▶ _DATA SUPPLIED_:
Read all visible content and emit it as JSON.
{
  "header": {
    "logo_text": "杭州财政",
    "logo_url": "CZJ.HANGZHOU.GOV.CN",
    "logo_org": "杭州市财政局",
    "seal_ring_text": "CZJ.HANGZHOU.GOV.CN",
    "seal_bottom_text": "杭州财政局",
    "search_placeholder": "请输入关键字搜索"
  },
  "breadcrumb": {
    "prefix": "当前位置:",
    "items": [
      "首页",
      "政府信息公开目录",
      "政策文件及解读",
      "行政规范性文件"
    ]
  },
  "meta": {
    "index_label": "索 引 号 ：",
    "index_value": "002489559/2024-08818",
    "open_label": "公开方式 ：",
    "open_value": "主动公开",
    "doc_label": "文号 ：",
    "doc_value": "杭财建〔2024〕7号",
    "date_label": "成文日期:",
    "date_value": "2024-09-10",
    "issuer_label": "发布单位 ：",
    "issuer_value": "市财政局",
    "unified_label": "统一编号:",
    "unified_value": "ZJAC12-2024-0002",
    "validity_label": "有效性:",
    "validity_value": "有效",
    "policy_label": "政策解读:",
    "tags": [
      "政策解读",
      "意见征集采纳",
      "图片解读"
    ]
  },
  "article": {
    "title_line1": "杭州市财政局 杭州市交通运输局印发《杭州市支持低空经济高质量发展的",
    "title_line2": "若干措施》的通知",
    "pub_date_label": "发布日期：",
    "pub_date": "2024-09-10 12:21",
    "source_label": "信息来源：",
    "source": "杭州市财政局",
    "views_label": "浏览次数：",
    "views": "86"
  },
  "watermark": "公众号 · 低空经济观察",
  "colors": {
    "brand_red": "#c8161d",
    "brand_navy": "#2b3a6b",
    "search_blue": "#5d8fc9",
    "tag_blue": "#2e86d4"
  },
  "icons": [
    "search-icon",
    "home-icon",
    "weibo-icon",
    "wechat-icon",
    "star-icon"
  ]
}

▶ _PROBLEM REQUIREMENTS_:
Restate all of the entries above precisely.

▶ _EXPECTED ANSWER_:
Read all visible content and emit it as JSON.
{
  "header": {
    "logo_text": "杭州财政",
    "logo_url": "CZJ.HANGZHOU.GOV.CN",
    "logo_org": "杭州市财政局",
    "seal_ring_text": "CZJ.HANGZHOU.GOV.CN",
    "seal_bottom_text": "杭州财政局",
    "search_placeholder": "请输入关键字搜索"
  },
  "breadcrumb": {
    "prefix": "当前位置:",
    "items": [
      "首页",
      "政府信息公开目录",
      "政策文件及解读",
      "行政规范性文件"
    ]
  },
  "meta": {
    "index_label": "索 引 号 ：",
    "index_value": "002489559/2024-08818",
    "open_label": "公开方式 ：",
    "open_value": "主动公开",
    "doc_label": "文号 ：",
    "doc_value": "杭财建〔2024〕7号",
    "date_label": "成文日期:",
    "date_value": "2024-09-10",
    "issuer_label": "发布单位 ：",
    "issuer_value": "市财政局",
    "unified_label": "统一编号:",
    "unified_value": "ZJAC12-2024-0002",
    "validity_label": "有效性:",
    "validity_value": "有效",
    "policy_label": "政策解读:",
    "tags": [
      "政策解读",
      "意见征集采纳",
      "图片解读"
    ]
  },
  "article": {
    "title_line1": "杭州市财政局 杭州市交通运输局印发《杭州市支持低空经济高质量发展的",
    "title_line2": "若干措施》的通知",
    "pub_date_label": "发布日期：",
    "pub_date": "2024-09-10 12:21",
    "source_label": "信息来源：",
    "source": "杭州市财政局",
    "views_label": "浏览次数：",
    "views": "86"
  },
  "watermark": "公众号 · 低空经济观察",
  "colors": {
    "brand_red": "#c8161d",
    "brand_navy": "#2b3a6b",
    "search_blue": "#5d8fc9",
    "tag_blue": "#2e86d4"
  },
  "icons": [
    "search-icon",
    "home-icon",
    "weibo-icon",
    "wechat-icon",
    "star-icon"
  ]
}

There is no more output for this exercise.